▶ [Set of tasks]
1/ From the contributor guidelines for Eleven-ThirtyEight, list every word count or word-count range given, and say what each one applies to.
2/ Carry on the Eleven-ThirtyEight contributor guidelines from their last sentence, in the same voice.

▶ [Selected passage]
In addition to the contributions of our staff, Eleven-ThirtyEight is proud to feature a large, diverse assortment of guest contributors, and is always open to hearing from new voices.

Pieces typically fall under two categories: op-eds (800-1500 words), and features (1500-2500 words). There are no hard and fast rules for either category, and word count targets for any given submission are set on a case-by-case basis. As a general matter, aiming low is recommended—1000 concise and compelling words are always preferable to 2000 rambling and repetitive words.

With that said, prospective contributors are strongly encouraged to send brief pitches (meaning fewer than 100 words) rather than completed drafts. Ideas are rarely rejected outright but we will often suggest reframing a pitch in one direction or another to better align with what we do here, so writing something in advance is a good way to waste your time.

▶ [Given data]

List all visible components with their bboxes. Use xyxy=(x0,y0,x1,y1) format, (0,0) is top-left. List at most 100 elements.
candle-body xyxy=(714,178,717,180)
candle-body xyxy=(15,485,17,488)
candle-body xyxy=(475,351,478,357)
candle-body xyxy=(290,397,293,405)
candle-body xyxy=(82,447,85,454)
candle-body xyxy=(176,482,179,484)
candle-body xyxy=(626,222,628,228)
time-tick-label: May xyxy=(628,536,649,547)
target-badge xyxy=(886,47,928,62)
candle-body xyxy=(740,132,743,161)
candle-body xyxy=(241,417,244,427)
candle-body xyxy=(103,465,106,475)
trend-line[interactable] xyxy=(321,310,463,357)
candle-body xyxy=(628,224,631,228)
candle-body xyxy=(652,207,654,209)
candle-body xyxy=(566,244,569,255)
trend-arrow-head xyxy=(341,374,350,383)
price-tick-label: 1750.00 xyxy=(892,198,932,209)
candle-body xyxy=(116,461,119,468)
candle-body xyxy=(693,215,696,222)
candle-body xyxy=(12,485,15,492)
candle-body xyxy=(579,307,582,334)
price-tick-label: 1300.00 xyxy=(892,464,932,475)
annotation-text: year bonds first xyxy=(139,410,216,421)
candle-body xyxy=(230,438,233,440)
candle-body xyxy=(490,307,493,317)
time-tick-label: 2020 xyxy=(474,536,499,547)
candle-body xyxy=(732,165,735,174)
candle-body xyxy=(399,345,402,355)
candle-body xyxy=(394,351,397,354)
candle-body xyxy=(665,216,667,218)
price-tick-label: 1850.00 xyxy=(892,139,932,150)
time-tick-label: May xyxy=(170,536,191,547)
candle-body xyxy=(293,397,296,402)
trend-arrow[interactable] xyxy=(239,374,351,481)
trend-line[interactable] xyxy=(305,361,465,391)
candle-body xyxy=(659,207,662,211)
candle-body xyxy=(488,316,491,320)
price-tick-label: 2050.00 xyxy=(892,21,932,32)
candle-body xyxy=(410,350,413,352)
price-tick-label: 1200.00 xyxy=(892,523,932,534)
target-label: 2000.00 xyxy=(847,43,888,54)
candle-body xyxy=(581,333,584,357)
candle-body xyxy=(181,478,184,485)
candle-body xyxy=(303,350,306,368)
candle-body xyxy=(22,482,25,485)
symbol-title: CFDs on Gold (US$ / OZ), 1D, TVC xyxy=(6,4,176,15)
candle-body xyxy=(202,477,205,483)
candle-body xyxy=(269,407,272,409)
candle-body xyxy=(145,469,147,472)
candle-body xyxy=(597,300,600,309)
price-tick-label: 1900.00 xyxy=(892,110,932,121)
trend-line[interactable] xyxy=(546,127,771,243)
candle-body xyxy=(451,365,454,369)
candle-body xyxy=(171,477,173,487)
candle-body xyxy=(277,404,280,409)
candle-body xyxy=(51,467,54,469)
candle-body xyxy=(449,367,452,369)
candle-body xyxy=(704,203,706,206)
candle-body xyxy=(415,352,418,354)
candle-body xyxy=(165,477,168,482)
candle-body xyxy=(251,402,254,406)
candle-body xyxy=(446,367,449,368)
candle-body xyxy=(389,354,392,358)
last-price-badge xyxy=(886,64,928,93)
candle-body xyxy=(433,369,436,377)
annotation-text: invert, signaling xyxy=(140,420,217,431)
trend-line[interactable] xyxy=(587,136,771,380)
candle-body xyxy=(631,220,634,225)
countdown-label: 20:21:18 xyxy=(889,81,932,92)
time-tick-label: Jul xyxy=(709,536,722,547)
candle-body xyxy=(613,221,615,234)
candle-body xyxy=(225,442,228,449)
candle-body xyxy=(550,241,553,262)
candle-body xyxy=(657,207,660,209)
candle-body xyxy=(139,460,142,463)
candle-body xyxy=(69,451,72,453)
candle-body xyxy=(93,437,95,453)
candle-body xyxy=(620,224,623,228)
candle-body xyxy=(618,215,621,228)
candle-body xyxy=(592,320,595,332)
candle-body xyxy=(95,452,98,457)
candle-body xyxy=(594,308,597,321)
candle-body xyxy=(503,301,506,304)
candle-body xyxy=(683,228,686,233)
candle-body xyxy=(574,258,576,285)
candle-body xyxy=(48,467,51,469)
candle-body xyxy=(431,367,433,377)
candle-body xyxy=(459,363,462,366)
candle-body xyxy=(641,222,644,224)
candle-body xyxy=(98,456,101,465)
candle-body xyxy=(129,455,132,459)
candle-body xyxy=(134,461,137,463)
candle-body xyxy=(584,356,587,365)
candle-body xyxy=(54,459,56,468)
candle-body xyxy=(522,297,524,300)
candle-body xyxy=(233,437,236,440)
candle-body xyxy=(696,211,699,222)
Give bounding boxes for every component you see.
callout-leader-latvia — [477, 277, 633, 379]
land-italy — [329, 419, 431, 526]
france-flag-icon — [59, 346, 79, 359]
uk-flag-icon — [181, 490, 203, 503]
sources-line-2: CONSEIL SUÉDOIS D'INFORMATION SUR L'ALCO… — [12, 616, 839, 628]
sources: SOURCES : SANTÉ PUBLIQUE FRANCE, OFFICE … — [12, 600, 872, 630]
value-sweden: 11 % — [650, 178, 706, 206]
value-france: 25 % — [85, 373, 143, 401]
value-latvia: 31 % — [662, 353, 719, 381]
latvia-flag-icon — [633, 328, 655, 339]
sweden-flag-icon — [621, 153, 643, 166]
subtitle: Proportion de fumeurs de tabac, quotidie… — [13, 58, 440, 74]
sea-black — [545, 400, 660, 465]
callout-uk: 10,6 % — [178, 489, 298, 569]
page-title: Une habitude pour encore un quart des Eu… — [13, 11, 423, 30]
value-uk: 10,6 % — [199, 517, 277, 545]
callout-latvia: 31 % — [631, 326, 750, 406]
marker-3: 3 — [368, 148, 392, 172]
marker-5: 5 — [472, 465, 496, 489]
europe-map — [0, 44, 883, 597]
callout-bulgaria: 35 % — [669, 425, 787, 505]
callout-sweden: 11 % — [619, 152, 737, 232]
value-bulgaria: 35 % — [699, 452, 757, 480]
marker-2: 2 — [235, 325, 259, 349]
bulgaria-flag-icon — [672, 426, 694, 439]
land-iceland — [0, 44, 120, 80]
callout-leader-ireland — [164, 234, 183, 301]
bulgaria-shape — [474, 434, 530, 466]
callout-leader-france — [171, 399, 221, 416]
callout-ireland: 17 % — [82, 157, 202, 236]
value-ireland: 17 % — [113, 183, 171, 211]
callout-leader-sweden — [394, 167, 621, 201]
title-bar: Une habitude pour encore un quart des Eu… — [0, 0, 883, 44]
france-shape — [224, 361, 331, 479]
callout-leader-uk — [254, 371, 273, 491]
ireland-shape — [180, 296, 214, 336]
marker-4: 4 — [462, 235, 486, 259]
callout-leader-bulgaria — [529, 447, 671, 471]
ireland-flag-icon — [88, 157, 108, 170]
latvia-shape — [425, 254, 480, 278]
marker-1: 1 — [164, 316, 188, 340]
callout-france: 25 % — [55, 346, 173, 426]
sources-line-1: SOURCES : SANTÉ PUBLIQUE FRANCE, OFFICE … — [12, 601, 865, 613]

▶ [Answers]
1/
- 800-1500 words: op-eds
- 1500-2500 words: features
- 1000 words: the concise and compelling words that are always preferable
- 2000 words: the rambling and repetitive words
- fewer than 100 words: a brief pitch

2/
What We’re Looking For

Eleven-ThirtyEight’s founding intent was to chronicle the Disney era of Star Wars from an Expanded Universe-conversant perspective—as such, familiarity with the material now known as Legends (and a facility for discussing the distinctions between that material and the new canon) is welcome but by no means necessary. Likewise, while the canon films and publishing are a major focus of the site, no element of the franchise or fandom is out of bounds—in fact, the less we’ve covered a given area, the more we’re interested in doing so.

That mentality applies to the site as a whole; we’re especially interested in big-picture analysis from perspectives that aren’t normally part of the conversation—and that goes double for fans from underrepresented populations. Analysis is great, but analysis with an underlying point of view is better.

Far and away the most important factor in deciding what we publish is tone—we love new, surprising ideas as long as they’re presented in and open-minded and nuanced way, and not dismissive of opposing viewpoints. “Negative” pieces are the exception, but aren’t out of the question as long as they maintain a sense of perspective (this is Star Wars, not public policy). Before making contact, interested writers are strongly encouraged to read our About the Site page closely and browse some of our existing articles for a better idea of the type of content we do here.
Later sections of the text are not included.